* [Requirement]:
Repeat the data that follows, word for word, without the images.

* [Entries provided]:
-*-
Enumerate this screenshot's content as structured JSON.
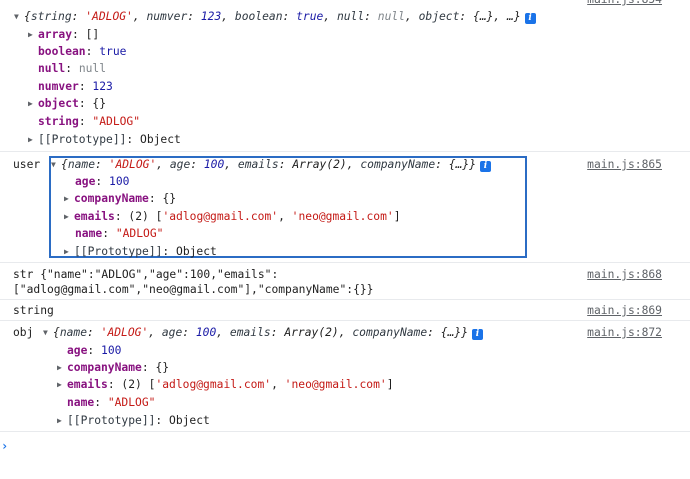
{
  "group1": {
    "header": {
      "open": "{",
      "k1": "string",
      "v1": "'ADLOG'",
      "k2": "numver",
      "v2": "123",
      "k3": "boolean",
      "v3": "true",
      "k4": "null",
      "v4": "null",
      "k5": "object",
      "v5": "{…}",
      "tail": "…}"
    },
    "source": "main.js:854",
    "rows": {
      "array": {
        "key": "array",
        "val": "[]"
      },
      "boolean": {
        "key": "boolean",
        "val": "true"
      },
      "null": {
        "key": "null",
        "val": "null"
      },
      "numver": {
        "key": "numver",
        "val": "123"
      },
      "object": {
        "key": "object",
        "val": "{}"
      },
      "string": {
        "key": "string",
        "val": "\"ADLOG\""
      },
      "proto": {
        "key": "[[Prototype]]",
        "val": "Object"
      }
    }
  },
  "group2": {
    "label": "user",
    "header": {
      "open": "{",
      "k1": "name",
      "v1": "'ADLOG'",
      "k2": "age",
      "v2": "100",
      "k3": "emails",
      "v3": "Array(2)",
      "k4": "companyName",
      "v4": "{…}",
      "close": "}"
    },
    "source": "main.js:865",
    "rows": {
      "age": {
        "key": "age",
        "val": "100"
      },
      "company": {
        "key": "companyName",
        "val": "{}"
      },
      "emails": {
        "key": "emails",
        "count": "(2)",
        "val1": "'adlog@gmail.com'",
        "val2": "'neo@gmail.com'"
      },
      "name": {
        "key": "name",
        "val": "\"ADLOG\""
      },
      "proto": {
        "key": "[[Prototype]]",
        "val": "Object"
      }
    }
  },
  "group3": {
    "line1": "str {\"name\":\"ADLOG\",\"age\":100,\"emails\":",
    "line2": "[\"adlog@gmail.com\",\"neo@gmail.com\"],\"companyName\":{}}",
    "source": "main.js:868"
  },
  "group4": {
    "text": "string",
    "source": "main.js:869"
  },
  "group5": {
    "label": "obj",
    "header": {
      "open": "{",
      "k1": "name",
      "v1": "'ADLOG'",
      "k2": "age",
      "v2": "100",
      "k3": "emails",
      "v3": "Array(2)",
      "k4": "companyName",
      "v4": "{…}",
      "close": "}"
    },
    "source": "main.js:872",
    "rows": {
      "age": {
        "key": "age",
        "val": "100"
      },
      "company": {
        "key": "companyName",
        "val": "{}"
      },
      "emails": {
        "key": "emails",
        "count": "(2)",
        "val1": "'adlog@gmail.com'",
        "val2": "'neo@gmail.com'"
      },
      "name": {
        "key": "name",
        "val": "\"ADLOG\""
      },
      "proto": {
        "key": "[[Prototype]]",
        "val": "Object"
      }
    }
  },
  "icons": {
    "expanded": "▼",
    "collapsed": "▶",
    "info": "i",
    "prompt": "›"
  }
}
-*-
* [Result]:
Enumerate this screenshot's content as structured JSON.
{
  "group1": {
    "header": {
      "open": "{",
      "k1": "string",
      "v1": "'ADLOG'",
      "k2": "numver",
      "v2": "123",
      "k3": "boolean",
      "v3": "true",
      "k4": "null",
      "v4": "null",
      "k5": "object",
      "v5": "{…}",
      "tail": "…}"
    },
    "source": "main.js:854",
    "rows": {
      "array": {
        "key": "array",
        "val": "[]"
      },
      "boolean": {
        "key": "boolean",
        "val": "true"
      },
      "null": {
        "key": "null",
        "val": "null"
      },
      "numver": {
        "key": "numver",
        "val": "123"
      },
      "object": {
        "key": "object",
        "val": "{}"
      },
      "string": {
        "key": "string",
        "val": "\"ADLOG\""
      },
      "proto": {
        "key": "[[Prototype]]",
        "val": "Object"
      }
    }
  },
  "group2": {
    "label": "user",
    "header": {
      "open": "{",
      "k1": "name",
      "v1": "'ADLOG'",
      "k2": "age",
      "v2": "100",
      "k3": "emails",
      "v3": "Array(2)",
      "k4": "companyName",
      "v4": "{…}",
      "close": "}"
    },
    "source": "main.js:865",
    "rows": {
      "age": {
        "key": "age",
        "val": "100"
      },
      "company": {
        "key": "companyName",
        "val": "{}"
      },
      "emails": {
        "key": "emails",
        "count": "(2)",
        "val1": "'adlog@gmail.com'",
        "val2": "'neo@gmail.com'"
      },
      "name": {
        "key": "name",
        "val": "\"ADLOG\""
      },
      "proto": {
        "key": "[[Prototype]]",
        "val": "Object"
      }
    }
  },
  "group3": {
    "line1": "str {\"name\":\"ADLOG\",\"age\":100,\"emails\":",
    "line2": "[\"adlog@gmail.com\",\"neo@gmail.com\"],\"companyName\":{}}",
    "source": "main.js:868"
  },
  "group4": {
    "text": "string",
    "source": "main.js:869"
  },
  "group5": {
    "label": "obj",
    "header": {
      "open": "{",
      "k1": "name",
      "v1": "'ADLOG'",
      "k2": "age",
      "v2": "100",
      "k3": "emails",
      "v3": "Array(2)",
      "k4": "companyName",
      "v4": "{…}",
      "close": "}"
    },
    "source": "main.js:872",
    "rows": {
      "age": {
        "key": "age",
        "val": "100"
      },
      "company": {
        "key": "companyName",
        "val": "{}"
      },
      "emails": {
        "key": "emails",
        "count": "(2)",
        "val1": "'adlog@gmail.com'",
        "val2": "'neo@gmail.com'"
      },
      "name": {
        "key": "name",
        "val": "\"ADLOG\""
      },
      "proto": {
        "key": "[[Prototype]]",
        "val": "Object"
      }
    }
  },
  "icons": {
    "expanded": "▼",
    "collapsed": "▶",
    "info": "i",
    "prompt": "›"
  }
}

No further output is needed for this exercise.